▸ EXERCISE OBJECTIVE
Reproduce all entries precisely as they are written.

▸ MATERIAL FOR THIS TASK
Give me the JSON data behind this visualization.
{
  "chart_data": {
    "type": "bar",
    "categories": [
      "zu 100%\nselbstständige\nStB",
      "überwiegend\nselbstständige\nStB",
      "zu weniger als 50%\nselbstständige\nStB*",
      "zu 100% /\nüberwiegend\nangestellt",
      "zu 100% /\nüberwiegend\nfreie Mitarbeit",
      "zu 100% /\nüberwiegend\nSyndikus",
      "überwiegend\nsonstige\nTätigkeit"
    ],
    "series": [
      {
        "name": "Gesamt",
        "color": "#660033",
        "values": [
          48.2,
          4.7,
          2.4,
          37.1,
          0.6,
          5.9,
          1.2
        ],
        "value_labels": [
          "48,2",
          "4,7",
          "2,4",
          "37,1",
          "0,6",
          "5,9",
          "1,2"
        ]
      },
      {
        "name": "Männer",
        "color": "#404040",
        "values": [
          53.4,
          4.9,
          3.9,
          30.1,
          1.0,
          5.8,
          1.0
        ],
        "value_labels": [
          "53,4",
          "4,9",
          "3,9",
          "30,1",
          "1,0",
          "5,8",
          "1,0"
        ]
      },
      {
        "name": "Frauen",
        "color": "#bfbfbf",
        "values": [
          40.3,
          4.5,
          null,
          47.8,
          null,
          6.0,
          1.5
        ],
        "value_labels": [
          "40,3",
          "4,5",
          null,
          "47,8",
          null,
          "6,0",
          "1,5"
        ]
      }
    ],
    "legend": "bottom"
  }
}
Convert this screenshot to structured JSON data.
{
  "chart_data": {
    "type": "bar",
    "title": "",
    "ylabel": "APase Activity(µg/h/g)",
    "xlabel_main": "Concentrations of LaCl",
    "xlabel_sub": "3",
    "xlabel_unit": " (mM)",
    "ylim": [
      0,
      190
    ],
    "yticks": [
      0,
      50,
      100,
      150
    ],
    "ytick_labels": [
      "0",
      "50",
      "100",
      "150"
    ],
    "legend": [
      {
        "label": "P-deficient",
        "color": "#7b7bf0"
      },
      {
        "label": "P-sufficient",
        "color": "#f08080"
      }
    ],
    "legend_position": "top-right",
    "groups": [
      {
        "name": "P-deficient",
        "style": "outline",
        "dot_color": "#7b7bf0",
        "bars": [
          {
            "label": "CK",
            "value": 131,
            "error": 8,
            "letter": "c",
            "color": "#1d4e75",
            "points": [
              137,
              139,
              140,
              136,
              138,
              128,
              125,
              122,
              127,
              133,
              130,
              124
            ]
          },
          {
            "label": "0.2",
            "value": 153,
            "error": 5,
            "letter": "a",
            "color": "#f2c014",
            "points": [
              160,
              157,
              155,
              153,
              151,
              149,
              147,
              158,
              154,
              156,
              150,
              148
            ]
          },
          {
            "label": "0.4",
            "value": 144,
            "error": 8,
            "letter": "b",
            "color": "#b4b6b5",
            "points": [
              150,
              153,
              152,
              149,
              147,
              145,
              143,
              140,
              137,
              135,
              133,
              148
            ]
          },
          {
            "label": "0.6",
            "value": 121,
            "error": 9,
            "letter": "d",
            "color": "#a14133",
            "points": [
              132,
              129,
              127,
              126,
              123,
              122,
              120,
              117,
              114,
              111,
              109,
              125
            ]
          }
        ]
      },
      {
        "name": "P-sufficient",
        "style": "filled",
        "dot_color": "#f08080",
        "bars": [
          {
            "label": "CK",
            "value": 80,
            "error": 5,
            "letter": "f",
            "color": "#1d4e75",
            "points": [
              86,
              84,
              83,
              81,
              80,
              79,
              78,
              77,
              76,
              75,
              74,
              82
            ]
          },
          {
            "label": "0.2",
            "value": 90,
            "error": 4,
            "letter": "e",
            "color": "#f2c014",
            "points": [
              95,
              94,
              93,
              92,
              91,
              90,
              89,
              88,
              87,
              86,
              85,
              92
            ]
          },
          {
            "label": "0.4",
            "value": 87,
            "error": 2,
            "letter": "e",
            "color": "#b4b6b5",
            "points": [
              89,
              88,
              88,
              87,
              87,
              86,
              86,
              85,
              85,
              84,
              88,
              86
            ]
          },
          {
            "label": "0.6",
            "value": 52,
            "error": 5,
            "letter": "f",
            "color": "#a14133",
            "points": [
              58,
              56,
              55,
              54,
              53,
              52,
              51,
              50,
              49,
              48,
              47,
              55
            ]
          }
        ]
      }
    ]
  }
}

▸ CORRECT OUTPUT
Give me the JSON data behind this visualization.
{
  "chart_data": {
    "type": "bar",
    "categories": [
      "zu 100%\nselbstständige\nStB",
      "überwiegend\nselbstständige\nStB",
      "zu weniger als 50%\nselbstständige\nStB*",
      "zu 100% /\nüberwiegend\nangestellt",
      "zu 100% /\nüberwiegend\nfreie Mitarbeit",
      "zu 100% /\nüberwiegend\nSyndikus",
      "überwiegend\nsonstige\nTätigkeit"
    ],
    "series": [
      {
        "name": "Gesamt",
        "color": "#660033",
        "values": [
          48.2,
          4.7,
          2.4,
          37.1,
          0.6,
          5.9,
          1.2
        ],
        "value_labels": [
          "48,2",
          "4,7",
          "2,4",
          "37,1",
          "0,6",
          "5,9",
          "1,2"
        ]
      },
      {
        "name": "Männer",
        "color": "#404040",
        "values": [
          53.4,
          4.9,
          3.9,
          30.1,
          1.0,
          5.8,
          1.0
        ],
        "value_labels": [
          "53,4",
          "4,9",
          "3,9",
          "30,1",
          "1,0",
          "5,8",
          "1,0"
        ]
      },
      {
        "name": "Frauen",
        "color": "#bfbfbf",
        "values": [
          40.3,
          4.5,
          null,
          47.8,
          null,
          6.0,
          1.5
        ],
        "value_labels": [
          "40,3",
          "4,5",
          null,
          "47,8",
          null,
          "6,0",
          "1,5"
        ]
      }
    ],
    "legend": "bottom"
  }
}
Convert this screenshot to structured JSON data.
{
  "chart_data": {
    "type": "bar",
    "title": "",
    "ylabel": "APase Activity(µg/h/g)",
    "xlabel_main": "Concentrations of LaCl",
    "xlabel_sub": "3",
    "xlabel_unit": " (mM)",
    "ylim": [
      0,
      190
    ],
    "yticks": [
      0,
      50,
      100,
      150
    ],
    "ytick_labels": [
      "0",
      "50",
      "100",
      "150"
    ],
    "legend": [
      {
        "label": "P-deficient",
        "color": "#7b7bf0"
      },
      {
        "label": "P-sufficient",
        "color": "#f08080"
      }
    ],
    "legend_position": "top-right",
    "groups": [
      {
        "name": "P-deficient",
        "style": "outline",
        "dot_color": "#7b7bf0",
        "bars": [
          {
            "label": "CK",
            "value": 131,
            "error": 8,
            "letter": "c",
            "color": "#1d4e75",
            "points": [
              137,
              139,
              140,
              136,
              138,
              128,
              125,
              122,
              127,
              133,
              130,
              124
            ]
          },
          {
            "label": "0.2",
            "value": 153,
            "error": 5,
            "letter": "a",
            "color": "#f2c014",
            "points": [
              160,
              157,
              155,
              153,
              151,
              149,
              147,
              158,
              154,
              156,
              150,
              148
            ]
          },
          {
            "label": "0.4",
            "value": 144,
            "error": 8,
            "letter": "b",
            "color": "#b4b6b5",
            "points": [
              150,
              153,
              152,
              149,
              147,
              145,
              143,
              140,
              137,
              135,
              133,
              148
            ]
          },
          {
            "label": "0.6",
            "value": 121,
            "error": 9,
            "letter": "d",
            "color": "#a14133",
            "points": [
              132,
              129,
              127,
              126,
              123,
              122,
              120,
              117,
              114,
              111,
              109,
              125
            ]
          }
        ]
      },
      {
        "name": "P-sufficient",
        "style": "filled",
        "dot_color": "#f08080",
        "bars": [
          {
            "label": "CK",
            "value": 80,
            "error": 5,
            "letter": "f",
            "color": "#1d4e75",
            "points": [
              86,
              84,
              83,
              81,
              80,
              79,
              78,
              77,
              76,
              75,
              74,
              82
            ]
          },
          {
            "label": "0.2",
            "value": 90,
            "error": 4,
            "letter": "e",
            "color": "#f2c014",
            "points": [
              95,
              94,
              93,
              92,
              91,
              90,
              89,
              88,
              87,
              86,
              85,
              92
            ]
          },
          {
            "label": "0.4",
            "value": 87,
            "error": 2,
            "letter": "e",
            "color": "#b4b6b5",
            "points": [
              89,
              88,
              88,
              87,
              87,
              86,
              86,
              85,
              85,
              84,
              88,
              86
            ]
          },
          {
            "label": "0.6",
            "value": 52,
            "error": 5,
            "letter": "f",
            "color": "#a14133",
            "points": [
              58,
              56,
              55,
              54,
              53,
              52,
              51,
              50,
              49,
              48,
              47,
              55
            ]
          }
        ]
      }
    ]
  }
}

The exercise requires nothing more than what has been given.